** START Supplied information **

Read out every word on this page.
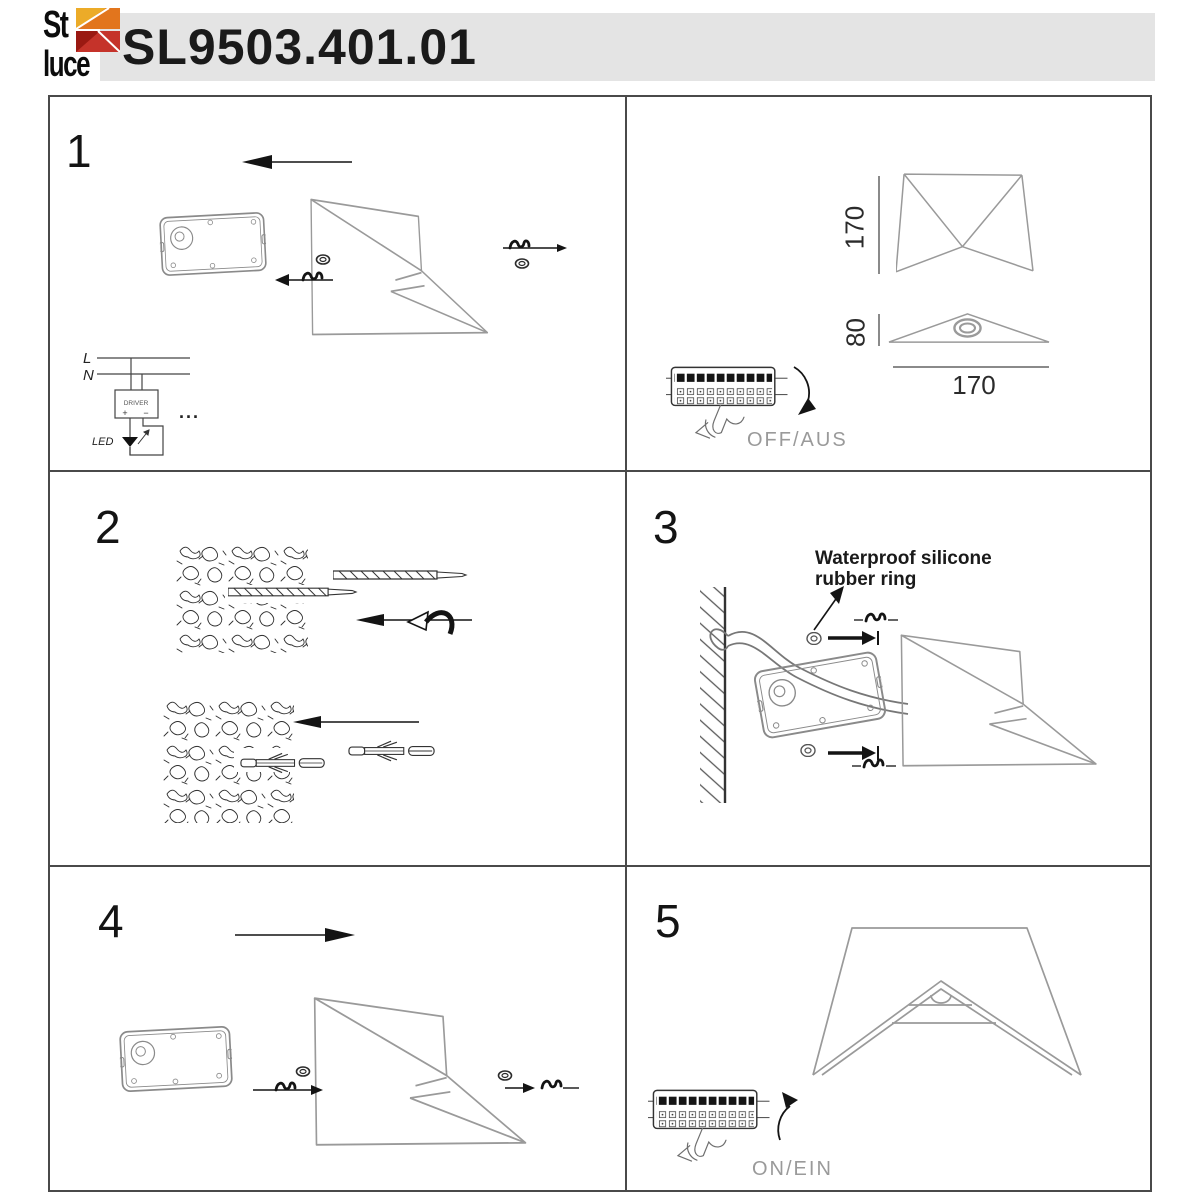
SL9503.401.01
St
luce
1
L
N
DRIVER
+ −
LED
...
170
80
170
OFF/AUS
2	3
Waterproof silicone
rubber ring
4	5
ON/EIN
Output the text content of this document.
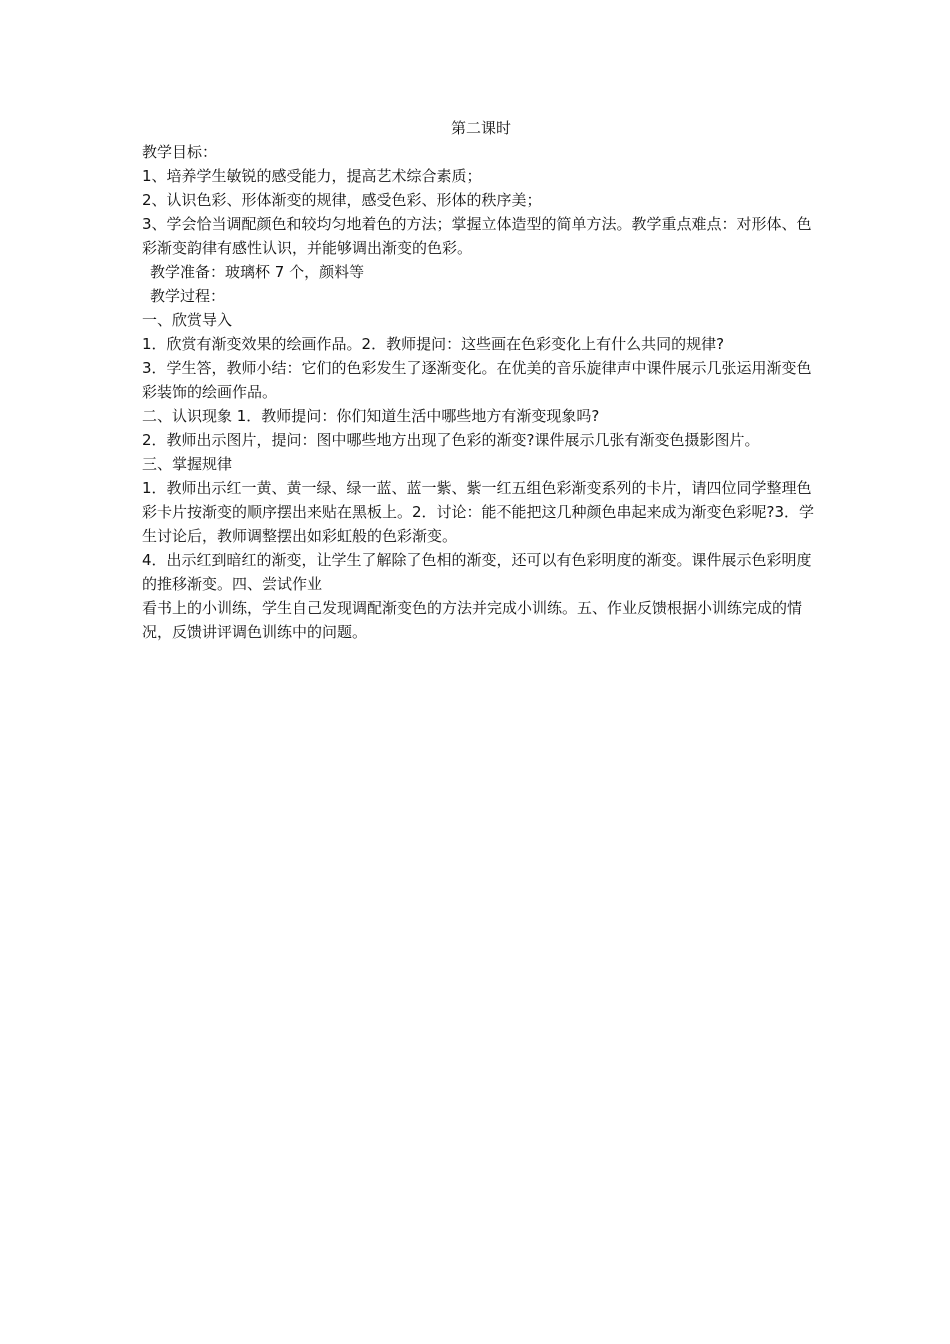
第二课时

教学目标：

1、培养学生敏锐的感受能力，提高艺术综合素质；

2、认识色彩、形体渐变的规律，感受色彩、形体的秩序美；

3、学会恰当调配颜色和较均匀地着色的方法；掌握立体造型的简单方法。教学重点难点：对形体、色彩渐变韵律有感性认识，并能够调出渐变的色彩。

教学准备：玻璃杯 7 个，颜料等

教学过程：

一、欣赏导入

1．欣赏有渐变效果的绘画作品。2．教师提问：这些画在色彩变化上有什么共同的规律?

3．学生答，教师小结：它们的色彩发生了逐渐变化。在优美的音乐旋律声中课件展示几张运用渐变色彩装饰的绘画作品。

二、认识现象 1．教师提问：你们知道生活中哪些地方有渐变现象吗?

2．教师出示图片，提问：图中哪些地方出现了色彩的渐变?课件展示几张有渐变色摄影图片。

三、掌握规律

1．教师出示红一黄、黄一绿、绿一蓝、蓝一紫、紫一红五组色彩渐变系列的卡片，请四位同学整理色彩卡片按渐变的顺序摆出来贴在黑板上。2．讨论：能不能把这几种颜色串起来成为渐变色彩呢?3．学生讨论后，教师调整摆出如彩虹般的色彩渐变。

4．出示红到暗红的渐变，让学生了解除了色相的渐变，还可以有色彩明度的渐变。课件展示色彩明度的推移渐变。四、尝试作业

看书上的小训练，学生自己发现调配渐变色的方法并完成小训练。五、作业反馈根据小训练完成的情况，反馈讲评调色训练中的问题。
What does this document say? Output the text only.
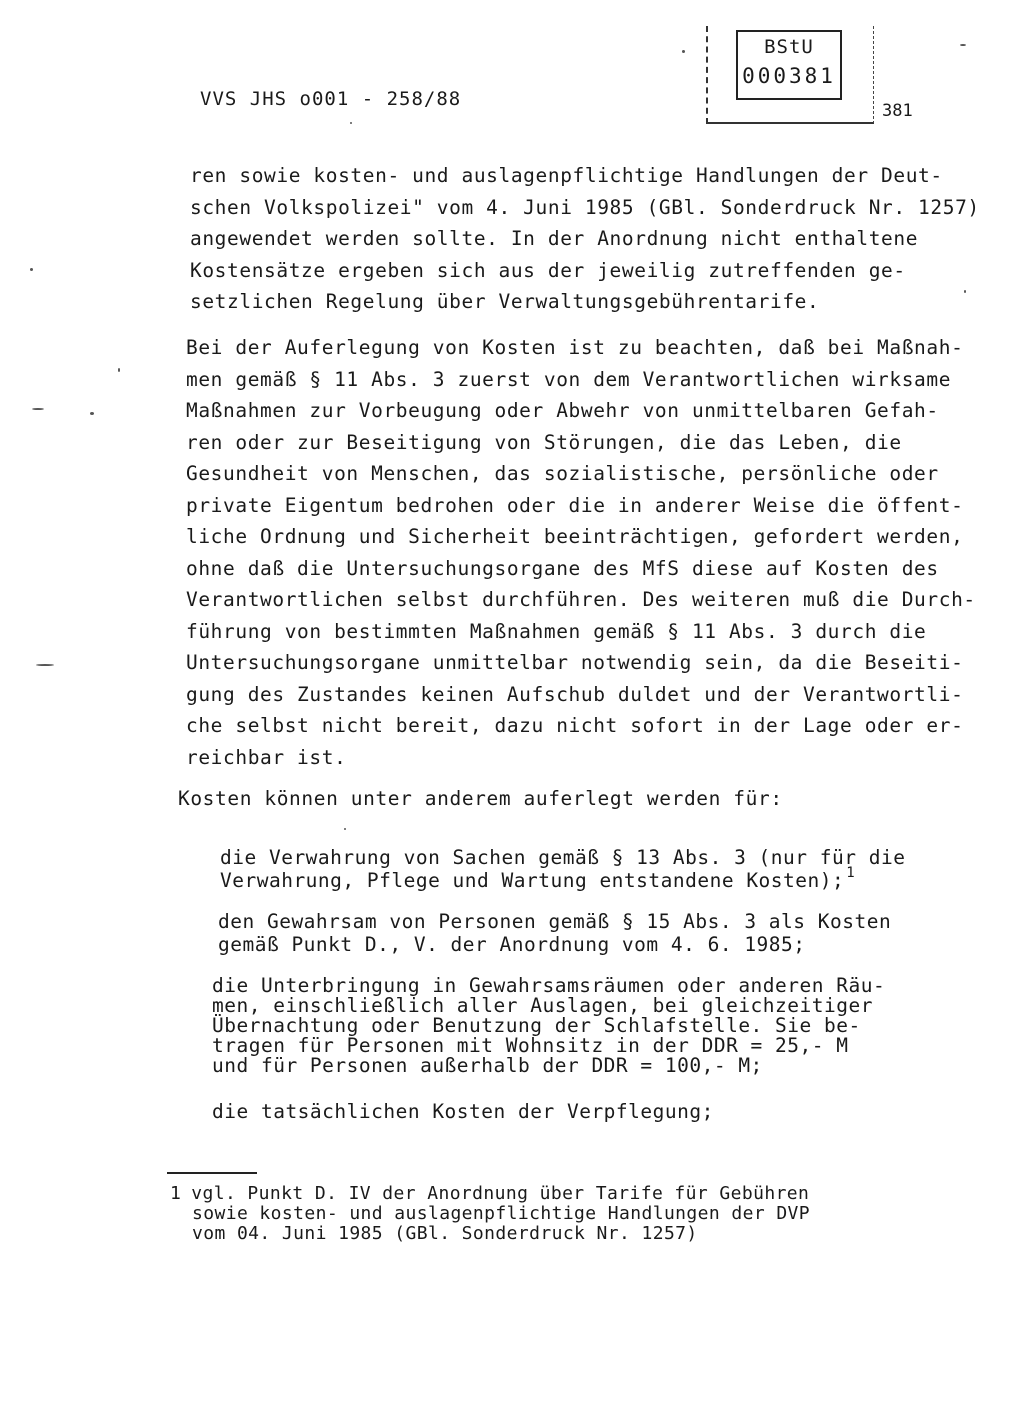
VVS JHS o001 - 258/88
BStU
000381
381

ren sowie kosten- und auslagenpflichtige Handlungen der Deut-
schen Volkspolizei" vom 4. Juni 1985 (GBl. Sonderdruck Nr. 1257)
angewendet werden sollte. In der Anordnung nicht enthaltene
Kostensätze ergeben sich aus der jeweilig zutreffenden ge-
setzlichen Regelung über Verwaltungsgebührentarife.

Bei der Auferlegung von Kosten ist zu beachten, daß bei Maßnah-
men gemäß § 11 Abs. 3 zuerst von dem Verantwortlichen wirksame
Maßnahmen zur Vorbeugung oder Abwehr von unmittelbaren Gefah-
ren oder zur Beseitigung von Störungen, die das Leben, die
Gesundheit von Menschen, das sozialistische, persönliche oder
private Eigentum bedrohen oder die in anderer Weise die öffent-
liche Ordnung und Sicherheit beeinträchtigen, gefordert werden,
ohne daß die Untersuchungsorgane des MfS diese auf Kosten des
Verantwortlichen selbst durchführen. Des weiteren muß die Durch-
führung von bestimmten Maßnahmen gemäß § 11 Abs. 3 durch die
Untersuchungsorgane unmittelbar notwendig sein, da die Beseiti-
gung des Zustandes keinen Aufschub duldet und der Verantwortli-
che selbst nicht bereit, dazu nicht sofort in der Lage oder er-
reichbar ist.

Kosten können unter anderem auferlegt werden für:

die Verwahrung von Sachen gemäß § 13 Abs. 3 (nur für die
Verwahrung, Pflege und Wartung entstandene Kosten); $^1$

den Gewahrsam von Personen gemäß § 15 Abs. 3 als Kosten
gemäß Punkt D., V. der Anordnung vom 4. 6. 1985;

die Unterbringung in Gewahrsamsräumen oder anderen Räu-
men, einschließlich aller Auslagen, bei gleichzeitiger
Übernachtung oder Benutzung der Schlafstelle. Sie be-
tragen für Personen mit Wohnsitz in der DDR = 25,- M
und für Personen außerhalb der DDR = 100,- M;

die tatsächlichen Kosten der Verpflegung;

1 vgl. Punkt D. IV der Anordnung über Tarife für Gebühren
sowie kosten- und auslagenpflichtige Handlungen der DVP
vom 04. Juni 1985 (GBl. Sonderdruck Nr. 1257)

** END Supplied information **

◆ Task brief
Transcribe the records above verbatim. Do not carry over any picture.

◆ Written answer
Read out every word on this page.
SL9503.401.01
St
luce
1
L
N
DRIVER
+ −
LED
...
170
80
170
OFF/AUS
2	3
Waterproof silicone
rubber ring
4	5
ON/EIN
Output the text content of this document.
第二课时

教学目标：

1、培养学生敏锐的感受能力，提高艺术综合素质；

2、认识色彩、形体渐变的规律，感受色彩、形体的秩序美；

3、学会恰当调配颜色和较均匀地着色的方法；掌握立体造型的简单方法。教学重点难点：对形体、色彩渐变韵律有感性认识，并能够调出渐变的色彩。

教学准备：玻璃杯 7 个，颜料等

教学过程：

一、欣赏导入

1．欣赏有渐变效果的绘画作品。2．教师提问：这些画在色彩变化上有什么共同的规律?

3．学生答，教师小结：它们的色彩发生了逐渐变化。在优美的音乐旋律声中课件展示几张运用渐变色彩装饰的绘画作品。

二、认识现象 1．教师提问：你们知道生活中哪些地方有渐变现象吗?

2．教师出示图片，提问：图中哪些地方出现了色彩的渐变?课件展示几张有渐变色摄影图片。

三、掌握规律

1．教师出示红一黄、黄一绿、绿一蓝、蓝一紫、紫一红五组色彩渐变系列的卡片，请四位同学整理色彩卡片按渐变的顺序摆出来贴在黑板上。2．讨论：能不能把这几种颜色串起来成为渐变色彩呢?3．学生讨论后，教师调整摆出如彩虹般的色彩渐变。

4．出示红到暗红的渐变，让学生了解除了色相的渐变，还可以有色彩明度的渐变。课件展示色彩明度的推移渐变。四、尝试作业

看书上的小训练，学生自己发现调配渐变色的方法并完成小训练。五、作业反馈根据小训练完成的情况，反馈讲评调色训练中的问题。
What does this document say? Output the text only.
VVS JHS o001 - 258/88
BStU
000381
381

ren sowie kosten- und auslagenpflichtige Handlungen der Deut-
schen Volkspolizei" vom 4. Juni 1985 (GBl. Sonderdruck Nr. 1257)
angewendet werden sollte. In der Anordnung nicht enthaltene
Kostensätze ergeben sich aus der jeweilig zutreffenden ge-
setzlichen Regelung über Verwaltungsgebührentarife.

Bei der Auferlegung von Kosten ist zu beachten, daß bei Maßnah-
men gemäß § 11 Abs. 3 zuerst von dem Verantwortlichen wirksame
Maßnahmen zur Vorbeugung oder Abwehr von unmittelbaren Gefah-
ren oder zur Beseitigung von Störungen, die das Leben, die
Gesundheit von Menschen, das sozialistische, persönliche oder
private Eigentum bedrohen oder die in anderer Weise die öffent-
liche Ordnung und Sicherheit beeinträchtigen, gefordert werden,
ohne daß die Untersuchungsorgane des MfS diese auf Kosten des
Verantwortlichen selbst durchführen. Des weiteren muß die Durch-
führung von bestimmten Maßnahmen gemäß § 11 Abs. 3 durch die
Untersuchungsorgane unmittelbar notwendig sein, da die Beseiti-
gung des Zustandes keinen Aufschub duldet und der Verantwortli-
che selbst nicht bereit, dazu nicht sofort in der Lage oder er-
reichbar ist.

Kosten können unter anderem auferlegt werden für:

die Verwahrung von Sachen gemäß § 13 Abs. 3 (nur für die
Verwahrung, Pflege und Wartung entstandene Kosten); $^1$

den Gewahrsam von Personen gemäß § 15 Abs. 3 als Kosten
gemäß Punkt D., V. der Anordnung vom 4. 6. 1985;

die Unterbringung in Gewahrsamsräumen oder anderen Räu-
men, einschließlich aller Auslagen, bei gleichzeitiger
Übernachtung oder Benutzung der Schlafstelle. Sie be-
tragen für Personen mit Wohnsitz in der DDR = 25,- M
und für Personen außerhalb der DDR = 100,- M;

die tatsächlichen Kosten der Verpflegung;

1 vgl. Punkt D. IV der Anordnung über Tarife für Gebühren
sowie kosten- und auslagenpflichtige Handlungen der DVP
vom 04. Juni 1985 (GBl. Sonderdruck Nr. 1257)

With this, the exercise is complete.